[Begin Data in this exercise]

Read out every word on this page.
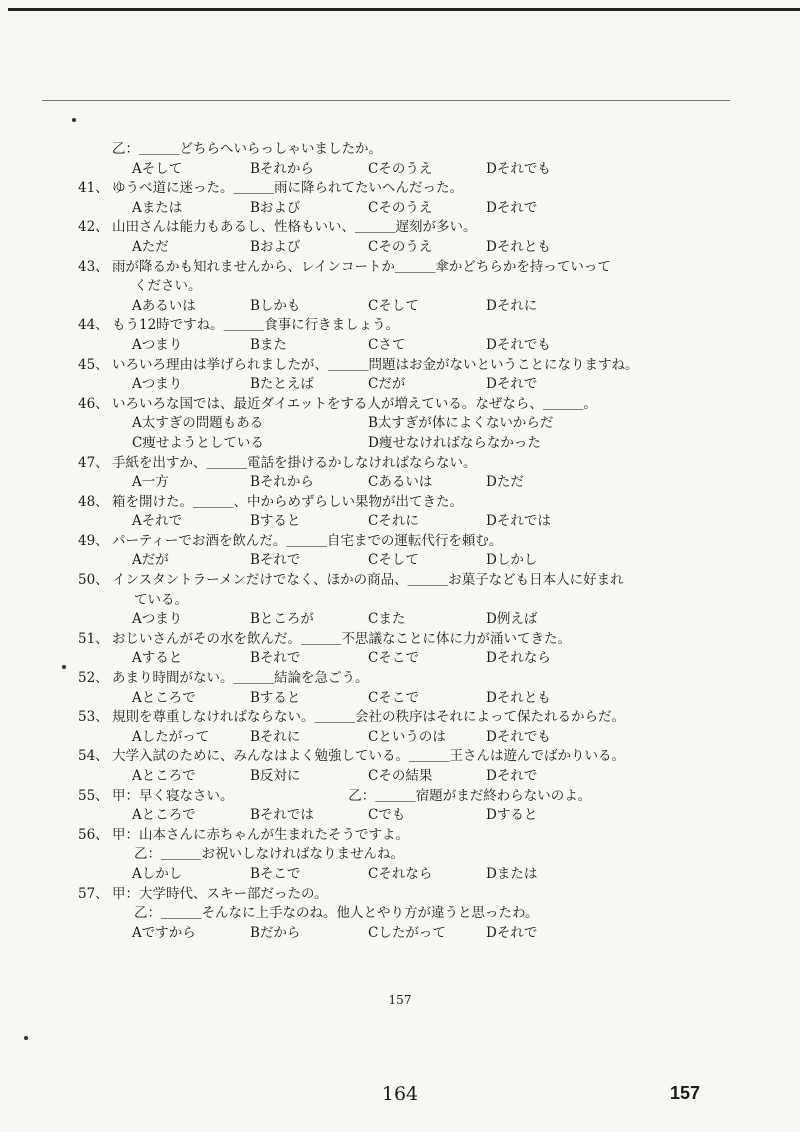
乙：＿＿＿どちらへいらっしゃいましたか。
Aそして	Bそれから	Cそのうえ	Dそれでも
41、 ゆうべ道に迷った。＿＿＿雨に降られてたいへんだった。
Aまたは	Bおよび	Cそのうえ	Dそれで
42、 山田さんは能力もあるし、性格もいい、＿＿＿遅刻が多い。
Aただ	Bおよび	Cそのうえ	Dそれとも
43、 雨が降るかも知れませんから、レインコートか＿＿＿傘かどちらかを持っていって
ください。
Aあるいは	Bしかも	Cそして	Dそれに
44、 もう12時ですね。＿＿＿食事に行きましょう。
Aつまり	Bまた	Cさて	Dそれでも
45、 いろいろ理由は挙げられましたが、＿＿＿問題はお金がないということになりますね。
Aつまり	Bたとえば	Cだが	Dそれで
46、 いろいろな国では、最近ダイエットをする人が増えている。なぜなら、＿＿＿。
A太すぎの問題もある	B太すぎが体によくないからだ
C痩せようとしている	D痩せなければならなかった
47、 手紙を出すか、＿＿＿電話を掛けるかしなければならない。
A一方	Bそれから	Cあるいは	Dただ
48、 箱を開けた。＿＿＿、中からめずらしい果物が出てきた。
Aそれで	Bすると	Cそれに	Dそれでは
49、 パーティーでお酒を飲んだ。＿＿＿自宅までの運転代行を頼む。
Aだが	Bそれで	Cそして	Dしかし
50、 インスタントラーメンだけでなく、ほかの商品、＿＿＿お菓子なども日本人に好まれ
ている。
Aつまり	Bところが	Cまた	D例えば
51、 おじいさんがその水を飲んだ。＿＿＿不思議なことに体に力が涌いてきた。
Aすると	Bそれで	Cそこで	Dそれなら
52、 あまり時間がない。＿＿＿結論を急ごう。
Aところで	Bすると	Cそこで	Dそれとも
53、 規則を尊重しなければならない。＿＿＿会社の秩序はそれによって保たれるからだ。
Aしたがって	Bそれに	Cというのは	Dそれでも
54、 大学入試のために、みんなはよく勉強している。＿＿＿王さんは遊んでばかりいる。
Aところで	B反対に	Cその結果	Dそれで
55、 甲：早く寝なさい。　　　　　　　　　乙：＿＿＿宿題がまだ終わらないのよ。
Aところで	Bそれでは	Cでも	Dすると
56、 甲：山本さんに赤ちゃんが生まれたそうですよ。
乙：＿＿＿お祝いしなければなりませんね。
Aしかし	Bそこで	Cそれなら	Dまたは
57、 甲：大学時代、スキー部だったの。
乙：＿＿＿そんなに上手なのね。他人とやり方が違うと思ったわ。
Aですから	Bだから	Cしたがって	Dそれで
157
164	157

[End Data in this exercise]

Repeat each entry exactly. Pictures do not belong in the copy.

Read out every word on this page.
乙：＿＿＿どちらへいらっしゃいましたか。
Aそして	Bそれから	Cそのうえ	Dそれでも
41、 ゆうべ道に迷った。＿＿＿雨に降られてたいへんだった。
Aまたは	Bおよび	Cそのうえ	Dそれで
42、 山田さんは能力もあるし、性格もいい、＿＿＿遅刻が多い。
Aただ	Bおよび	Cそのうえ	Dそれとも
43、 雨が降るかも知れませんから、レインコートか＿＿＿傘かどちらかを持っていって
ください。
Aあるいは	Bしかも	Cそして	Dそれに
44、 もう12時ですね。＿＿＿食事に行きましょう。
Aつまり	Bまた	Cさて	Dそれでも
45、 いろいろ理由は挙げられましたが、＿＿＿問題はお金がないということになりますね。
Aつまり	Bたとえば	Cだが	Dそれで
46、 いろいろな国では、最近ダイエットをする人が増えている。なぜなら、＿＿＿。
A太すぎの問題もある	B太すぎが体によくないからだ
C痩せようとしている	D痩せなければならなかった
47、 手紙を出すか、＿＿＿電話を掛けるかしなければならない。
A一方	Bそれから	Cあるいは	Dただ
48、 箱を開けた。＿＿＿、中からめずらしい果物が出てきた。
Aそれで	Bすると	Cそれに	Dそれでは
49、 パーティーでお酒を飲んだ。＿＿＿自宅までの運転代行を頼む。
Aだが	Bそれで	Cそして	Dしかし
50、 インスタントラーメンだけでなく、ほかの商品、＿＿＿お菓子なども日本人に好まれ
ている。
Aつまり	Bところが	Cまた	D例えば
51、 おじいさんがその水を飲んだ。＿＿＿不思議なことに体に力が涌いてきた。
Aすると	Bそれで	Cそこで	Dそれなら
52、 あまり時間がない。＿＿＿結論を急ごう。
Aところで	Bすると	Cそこで	Dそれとも
53、 規則を尊重しなければならない。＿＿＿会社の秩序はそれによって保たれるからだ。
Aしたがって	Bそれに	Cというのは	Dそれでも
54、 大学入試のために、みんなはよく勉強している。＿＿＿王さんは遊んでばかりいる。
Aところで	B反対に	Cその結果	Dそれで
55、 甲：早く寝なさい。　　　　　　　　　乙：＿＿＿宿題がまだ終わらないのよ。
Aところで	Bそれでは	Cでも	Dすると
56、 甲：山本さんに赤ちゃんが生まれたそうですよ。
乙：＿＿＿お祝いしなければなりませんね。
Aしかし	Bそこで	Cそれなら	Dまたは
57、 甲：大学時代、スキー部だったの。
乙：＿＿＿そんなに上手なのね。他人とやり方が違うと思ったわ。
Aですから	Bだから	Cしたがって	Dそれで
157
164	157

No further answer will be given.